EXERCISE OBJECTIVE: Return all of the entries word for word, but omit the pictures they contain.

TASK INPUTS:
++++++++
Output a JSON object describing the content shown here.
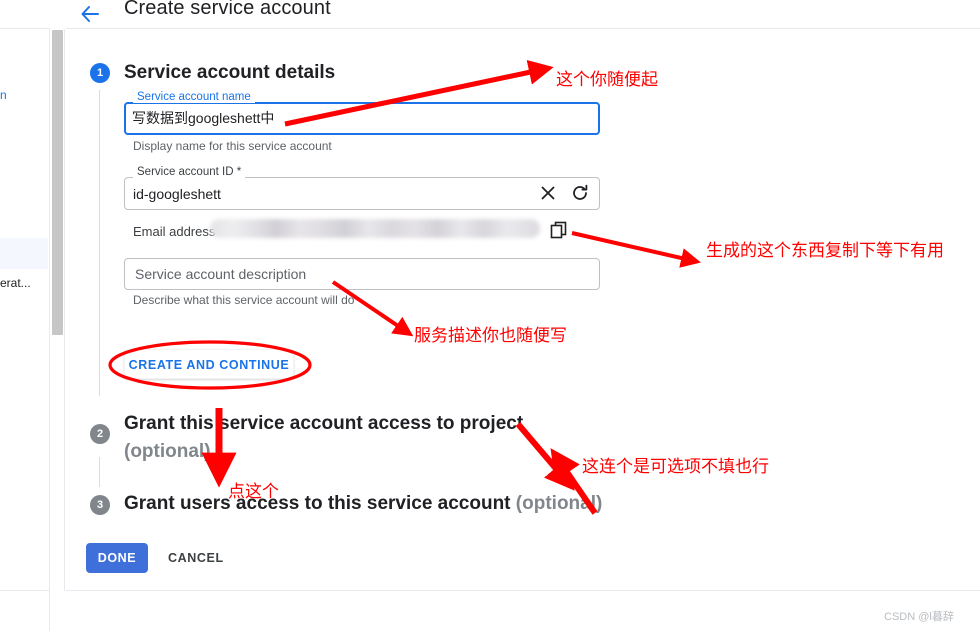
{
  "header": {
    "back_icon": "arrow-left-icon",
    "title": "Create service account"
  },
  "left_sidebar": {
    "snippet_blue": "n",
    "snippet_dark": "erat..."
  },
  "steps": [
    {
      "number": "1",
      "title": "Service account details",
      "optional": ""
    },
    {
      "number": "2",
      "title": "Grant this service account access to project",
      "optional": "(optional)"
    },
    {
      "number": "3",
      "title": "Grant users access to this service account",
      "optional": "(optional)"
    }
  ],
  "form": {
    "name_field": {
      "label": "Service account name",
      "value": "写数据到googleshett中",
      "helper": "Display name for this service account"
    },
    "id_field": {
      "label": "Service account ID *",
      "value": "id-googleshett",
      "clear_icon": "close-icon",
      "refresh_icon": "refresh-icon"
    },
    "email_row": {
      "label": "Email address",
      "value": "",
      "copy_icon": "copy-icon"
    },
    "description_field": {
      "placeholder": "Service account description",
      "helper": "Describe what this service account will do"
    }
  },
  "buttons": {
    "create_and_continue": "CREATE AND CONTINUE",
    "done": "DONE",
    "cancel": "CANCEL"
  },
  "annotations": [
    {
      "id": "name-note",
      "text": "这个你随便起"
    },
    {
      "id": "email-note",
      "text": "生成的这个东西复制下等下有用"
    },
    {
      "id": "desc-note",
      "text": "服务描述你也随便写"
    },
    {
      "id": "optional-note",
      "text": "这连个是可选项不填也行"
    },
    {
      "id": "click-note",
      "text": "点这个"
    }
  ],
  "watermark": "CSDN @l暮辞",
  "colors": {
    "accent_blue": "#1a73e8",
    "annotation_red": "#ff0000",
    "step_inactive": "#80868b",
    "done_button": "#3f6fd8"
  }
}
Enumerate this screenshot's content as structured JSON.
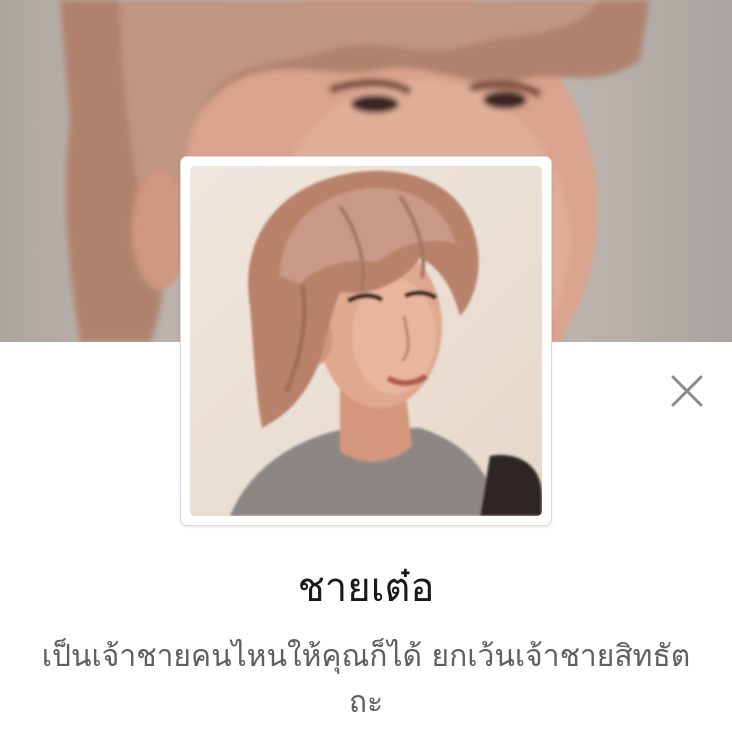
{
  "profile": {
    "name": "ชายเต๋อ",
    "status_message": "เป็นเจ้าชายคนไหนให้คุณก็ได้ ยกเว้นเจ้าชายสิทธัตถะ",
    "cover_photo": "cover-photo",
    "profile_photo": "profile-photo"
  },
  "controls": {
    "close_icon": "close-icon"
  },
  "colors": {
    "name_text": "#1a1a1a",
    "status_text": "#5f5f5f",
    "close_icon": "#8c8c8c",
    "card_border": "#d9d9d9",
    "background": "#ffffff"
  }
}
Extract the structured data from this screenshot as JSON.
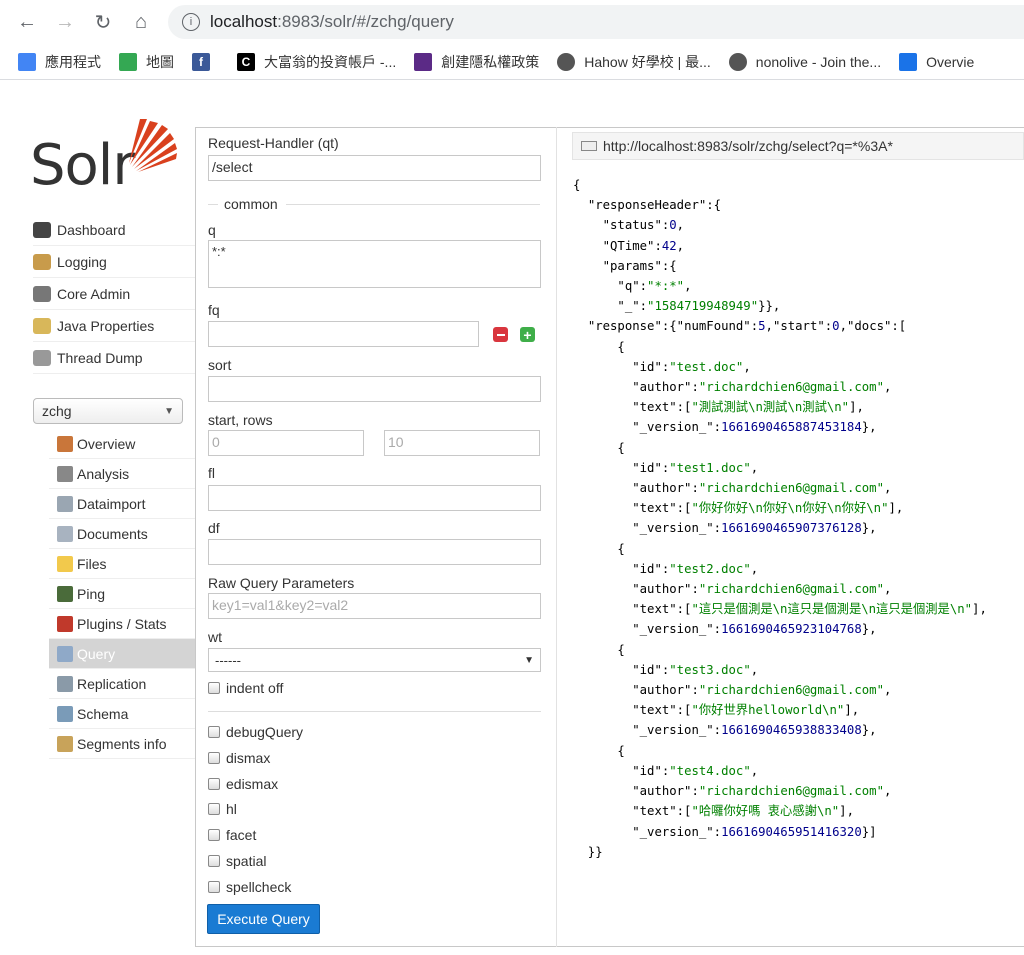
{
  "browser": {
    "url_host": "localhost",
    "url_path": ":8983/solr/#/zchg/query",
    "bookmarks": [
      {
        "icon": "apps-grid-icon",
        "label": "應用程式",
        "color": "#4285f4"
      },
      {
        "icon": "maps-pin-icon",
        "label": "地圖",
        "color": "#34a853"
      },
      {
        "icon": "facebook-icon",
        "label": "",
        "color": "#3b5998"
      },
      {
        "icon": "c-logo-icon",
        "label": "大富翁的投資帳戶 -...",
        "color": "#000000"
      },
      {
        "icon": "shield-icon",
        "label": "創建隱私權政策",
        "color": "#5b2a86"
      },
      {
        "icon": "globe-icon",
        "label": "Hahow 好學校 | 最...",
        "color": "#555555"
      },
      {
        "icon": "globe-icon",
        "label": "nonolive - Join the...",
        "color": "#555555"
      },
      {
        "icon": "bookmark-blue-icon",
        "label": "Overvie",
        "color": "#1a73e8"
      }
    ]
  },
  "logo": {
    "text": "Solr"
  },
  "main_nav": [
    {
      "icon": "dashboard-icon",
      "label": "Dashboard",
      "color": "#444444"
    },
    {
      "icon": "logging-icon",
      "label": "Logging",
      "color": "#c89b4b"
    },
    {
      "icon": "core-admin-icon",
      "label": "Core Admin",
      "color": "#777777"
    },
    {
      "icon": "java-icon",
      "label": "Java Properties",
      "color": "#d8b75a"
    },
    {
      "icon": "thread-dump-icon",
      "label": "Thread Dump",
      "color": "#999999"
    }
  ],
  "core_select": {
    "value": "zchg"
  },
  "core_nav": [
    {
      "icon": "overview-icon",
      "label": "Overview",
      "color": "#c9763a"
    },
    {
      "icon": "analysis-icon",
      "label": "Analysis",
      "color": "#888888"
    },
    {
      "icon": "dataimport-icon",
      "label": "Dataimport",
      "color": "#9aa6b2"
    },
    {
      "icon": "documents-icon",
      "label": "Documents",
      "color": "#a8b3c0"
    },
    {
      "icon": "files-icon",
      "label": "Files",
      "color": "#f2c94c"
    },
    {
      "icon": "ping-icon",
      "label": "Ping",
      "color": "#4a6b3a"
    },
    {
      "icon": "plugins-icon",
      "label": "Plugins / Stats",
      "color": "#c0392b"
    },
    {
      "icon": "query-icon",
      "label": "Query",
      "color": "#8fa9c8",
      "active": true
    },
    {
      "icon": "replication-icon",
      "label": "Replication",
      "color": "#8a9aa8"
    },
    {
      "icon": "schema-icon",
      "label": "Schema",
      "color": "#7a9bb8"
    },
    {
      "icon": "segments-icon",
      "label": "Segments info",
      "color": "#c8a35a"
    }
  ],
  "form": {
    "qt_label": "Request-Handler (qt)",
    "qt_value": "/select",
    "common_label": "common",
    "q_label": "q",
    "q_value": "*:*",
    "fq_label": "fq",
    "fq_value": "",
    "sort_label": "sort",
    "sort_value": "",
    "startrows_label": "start, rows",
    "start_placeholder": "0",
    "rows_placeholder": "10",
    "fl_label": "fl",
    "df_label": "df",
    "raw_label": "Raw Query Parameters",
    "raw_placeholder": "key1=val1&key2=val2",
    "wt_label": "wt",
    "wt_value": "------",
    "indent_label": "indent off",
    "checkboxes": [
      "debugQuery",
      "dismax",
      "edismax",
      "hl",
      "facet",
      "spatial",
      "spellcheck"
    ],
    "execute_label": "Execute Query"
  },
  "result": {
    "url": "http://localhost:8983/solr/zchg/select?q=*%3A*",
    "status": "0",
    "qtime": "42",
    "param_q": "*:*",
    "param_underscore": "1584719948949",
    "num_found": "5",
    "start": "0",
    "docs": [
      {
        "id": "test.doc",
        "author": "richardchien6@gmail.com",
        "text": "測試測試\\n測試\\n測試\\n",
        "version": "1661690465887453184"
      },
      {
        "id": "test1.doc",
        "author": "richardchien6@gmail.com",
        "text": "你好你好\\n你好\\n你好\\n你好\\n",
        "version": "1661690465907376128"
      },
      {
        "id": "test2.doc",
        "author": "richardchien6@gmail.com",
        "text": "這只是個測是\\n這只是個測是\\n這只是個測是\\n",
        "version": "1661690465923104768"
      },
      {
        "id": "test3.doc",
        "author": "richardchien6@gmail.com",
        "text": "你好世界helloworld\\n",
        "version": "1661690465938833408"
      },
      {
        "id": "test4.doc",
        "author": "richardchien6@gmail.com",
        "text": "哈囉你好嗎 衷心感謝\\n",
        "version": "1661690465951416320"
      }
    ]
  }
}
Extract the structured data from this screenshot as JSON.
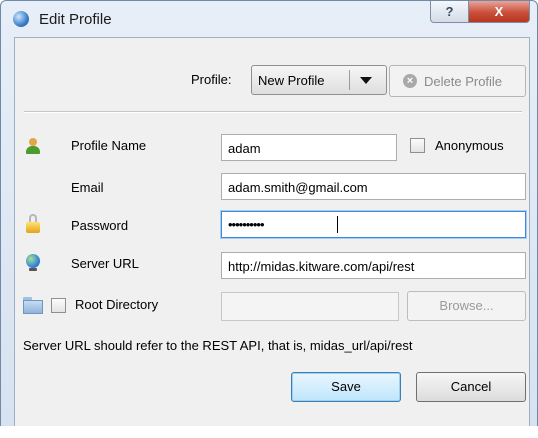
++++++++
ANSWER FOR THIS EXERCISE:
Output a JSON object describing the content shown here.
{
  "header": {
    "back_icon": "arrow-left-icon",
    "title": "Create service account"
  },
  "left_sidebar": {
    "snippet_blue": "n",
    "snippet_dark": "erat..."
  },
  "steps": [
    {
      "number": "1",
      "title": "Service account details",
      "optional": ""
    },
    {
      "number": "2",
      "title": "Grant this service account access to project",
      "optional": "(optional)"
    },
    {
      "number": "3",
      "title": "Grant users access to this service account",
      "optional": "(optional)"
    }
  ],
  "form": {
    "name_field": {
      "label": "Service account name",
      "value": "写数据到googleshett中",
      "helper": "Display name for this service account"
    },
    "id_field": {
      "label": "Service account ID *",
      "value": "id-googleshett",
      "clear_icon": "close-icon",
      "refresh_icon": "refresh-icon"
    },
    "email_row": {
      "label": "Email address",
      "value": "",
      "copy_icon": "copy-icon"
    },
    "description_field": {
      "placeholder": "Service account description",
      "helper": "Describe what this service account will do"
    }
  },
  "buttons": {
    "create_and_continue": "CREATE AND CONTINUE",
    "done": "DONE",
    "cancel": "CANCEL"
  },
  "annotations": [
    {
      "id": "name-note",
      "text": "这个你随便起"
    },
    {
      "id": "email-note",
      "text": "生成的这个东西复制下等下有用"
    },
    {
      "id": "desc-note",
      "text": "服务描述你也随便写"
    },
    {
      "id": "optional-note",
      "text": "这连个是可选项不填也行"
    },
    {
      "id": "click-note",
      "text": "点这个"
    }
  ],
  "watermark": "CSDN @l暮辞",
  "colors": {
    "accent_blue": "#1a73e8",
    "annotation_red": "#ff0000",
    "step_inactive": "#80868b",
    "done_button": "#3f6fd8"
  }
}
Enumerate this screenshot's content as structured JSON.
{
  "profile": {
    "name": "ชายเต๋อ",
    "status_message": "เป็นเจ้าชายคนไหนให้คุณก็ได้ ยกเว้นเจ้าชายสิทธัตถะ",
    "cover_photo": "cover-photo",
    "profile_photo": "profile-photo"
  },
  "controls": {
    "close_icon": "close-icon"
  },
  "colors": {
    "name_text": "#1a1a1a",
    "status_text": "#5f5f5f",
    "close_icon": "#8c8c8c",
    "card_border": "#d9d9d9",
    "background": "#ffffff"
  }
}
Extract the structured data from this screenshot as JSON.
{
  "browser": {
    "url_host": "localhost",
    "url_path": ":8983/solr/#/zchg/query",
    "bookmarks": [
      {
        "icon": "apps-grid-icon",
        "label": "應用程式",
        "color": "#4285f4"
      },
      {
        "icon": "maps-pin-icon",
        "label": "地圖",
        "color": "#34a853"
      },
      {
        "icon": "facebook-icon",
        "label": "",
        "color": "#3b5998"
      },
      {
        "icon": "c-logo-icon",
        "label": "大富翁的投資帳戶 -...",
        "color": "#000000"
      },
      {
        "icon": "shield-icon",
        "label": "創建隱私權政策",
        "color": "#5b2a86"
      },
      {
        "icon": "globe-icon",
        "label": "Hahow 好學校 | 最...",
        "color": "#555555"
      },
      {
        "icon": "globe-icon",
        "label": "nonolive - Join the...",
        "color": "#555555"
      },
      {
        "icon": "bookmark-blue-icon",
        "label": "Overvie",
        "color": "#1a73e8"
      }
    ]
  },
  "logo": {
    "text": "Solr"
  },
  "main_nav": [
    {
      "icon": "dashboard-icon",
      "label": "Dashboard",
      "color": "#444444"
    },
    {
      "icon": "logging-icon",
      "label": "Logging",
      "color": "#c89b4b"
    },
    {
      "icon": "core-admin-icon",
      "label": "Core Admin",
      "color": "#777777"
    },
    {
      "icon": "java-icon",
      "label": "Java Properties",
      "color": "#d8b75a"
    },
    {
      "icon": "thread-dump-icon",
      "label": "Thread Dump",
      "color": "#999999"
    }
  ],
  "core_select": {
    "value": "zchg"
  },
  "core_nav": [
    {
      "icon": "overview-icon",
      "label": "Overview",
      "color": "#c9763a"
    },
    {
      "icon": "analysis-icon",
      "label": "Analysis",
      "color": "#888888"
    },
    {
      "icon": "dataimport-icon",
      "label": "Dataimport",
      "color": "#9aa6b2"
    },
    {
      "icon": "documents-icon",
      "label": "Documents",
      "color": "#a8b3c0"
    },
    {
      "icon": "files-icon",
      "label": "Files",
      "color": "#f2c94c"
    },
    {
      "icon": "ping-icon",
      "label": "Ping",
      "color": "#4a6b3a"
    },
    {
      "icon": "plugins-icon",
      "label": "Plugins / Stats",
      "color": "#c0392b"
    },
    {
      "icon": "query-icon",
      "label": "Query",
      "color": "#8fa9c8",
      "active": true
    },
    {
      "icon": "replication-icon",
      "label": "Replication",
      "color": "#8a9aa8"
    },
    {
      "icon": "schema-icon",
      "label": "Schema",
      "color": "#7a9bb8"
    },
    {
      "icon": "segments-icon",
      "label": "Segments info",
      "color": "#c8a35a"
    }
  ],
  "form": {
    "qt_label": "Request-Handler (qt)",
    "qt_value": "/select",
    "common_label": "common",
    "q_label": "q",
    "q_value": "*:*",
    "fq_label": "fq",
    "fq_value": "",
    "sort_label": "sort",
    "sort_value": "",
    "startrows_label": "start, rows",
    "start_placeholder": "0",
    "rows_placeholder": "10",
    "fl_label": "fl",
    "df_label": "df",
    "raw_label": "Raw Query Parameters",
    "raw_placeholder": "key1=val1&key2=val2",
    "wt_label": "wt",
    "wt_value": "------",
    "indent_label": "indent off",
    "checkboxes": [
      "debugQuery",
      "dismax",
      "edismax",
      "hl",
      "facet",
      "spatial",
      "spellcheck"
    ],
    "execute_label": "Execute Query"
  },
  "result": {
    "url": "http://localhost:8983/solr/zchg/select?q=*%3A*",
    "status": "0",
    "qtime": "42",
    "param_q": "*:*",
    "param_underscore": "1584719948949",
    "num_found": "5",
    "start": "0",
    "docs": [
      {
        "id": "test.doc",
        "author": "richardchien6@gmail.com",
        "text": "測試測試\\n測試\\n測試\\n",
        "version": "1661690465887453184"
      },
      {
        "id": "test1.doc",
        "author": "richardchien6@gmail.com",
        "text": "你好你好\\n你好\\n你好\\n你好\\n",
        "version": "1661690465907376128"
      },
      {
        "id": "test2.doc",
        "author": "richardchien6@gmail.com",
        "text": "這只是個測是\\n這只是個測是\\n這只是個測是\\n",
        "version": "1661690465923104768"
      },
      {
        "id": "test3.doc",
        "author": "richardchien6@gmail.com",
        "text": "你好世界helloworld\\n",
        "version": "1661690465938833408"
      },
      {
        "id": "test4.doc",
        "author": "richardchien6@gmail.com",
        "text": "哈囉你好嗎 衷心感謝\\n",
        "version": "1661690465951416320"
      }
    ]
  }
}
Extract the structured data from this screenshot as JSON.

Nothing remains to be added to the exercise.